→ Problem to solve
Check every line of the entries that follow, and copy the ones containing "OptiRetail".

(Stored data)

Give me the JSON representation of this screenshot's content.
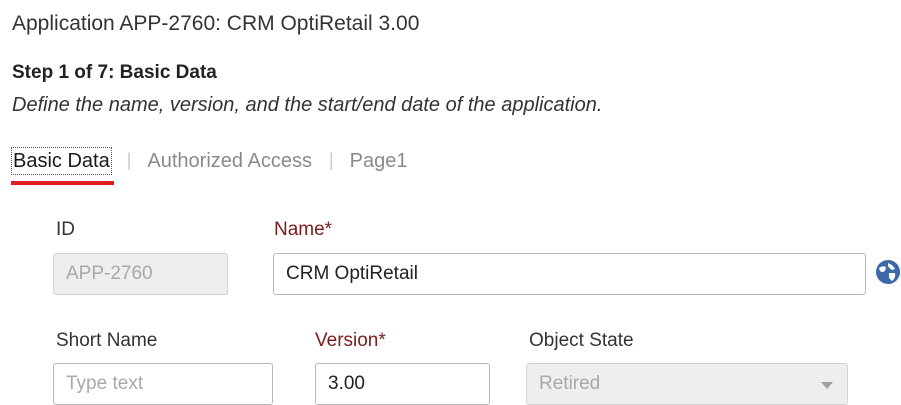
{
  "header": {
    "app_title": "Application APP-2760: CRM OptiRetail 3.00",
    "step_title": "Step 1 of 7: Basic Data",
    "step_description": "Define the name, version, and the start/end date of the application."
  },
  "tabs": [
    {
      "label": "Basic Data",
      "active": true
    },
    {
      "label": "Authorized Access",
      "active": false
    },
    {
      "label": "Page1",
      "active": false
    }
  ],
  "tab_separator": "|",
  "form": {
    "id": {
      "label": "ID",
      "value": "APP-2760",
      "disabled": true
    },
    "name": {
      "label": "Name*",
      "value": "CRM OptiRetail",
      "required": true
    },
    "short_name": {
      "label": "Short Name",
      "value": "",
      "placeholder": "Type text"
    },
    "version": {
      "label": "Version*",
      "value": "3.00",
      "required": true
    },
    "object_state": {
      "label": "Object State",
      "value": "Retired",
      "disabled": true
    }
  },
  "icons": {
    "translate": "globe-translate-icon",
    "dropdown": "chevron-down-icon"
  },
  "colors": {
    "active_tab_underline": "#e01e1e",
    "required_label": "#7a1c1c",
    "translate_icon": "#3b6aa6"
  }
}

→ Answer to the task
    "app_title": "Application APP-2760: CRM OptiRetail 3.00",
      "value": "CRM OptiRetail",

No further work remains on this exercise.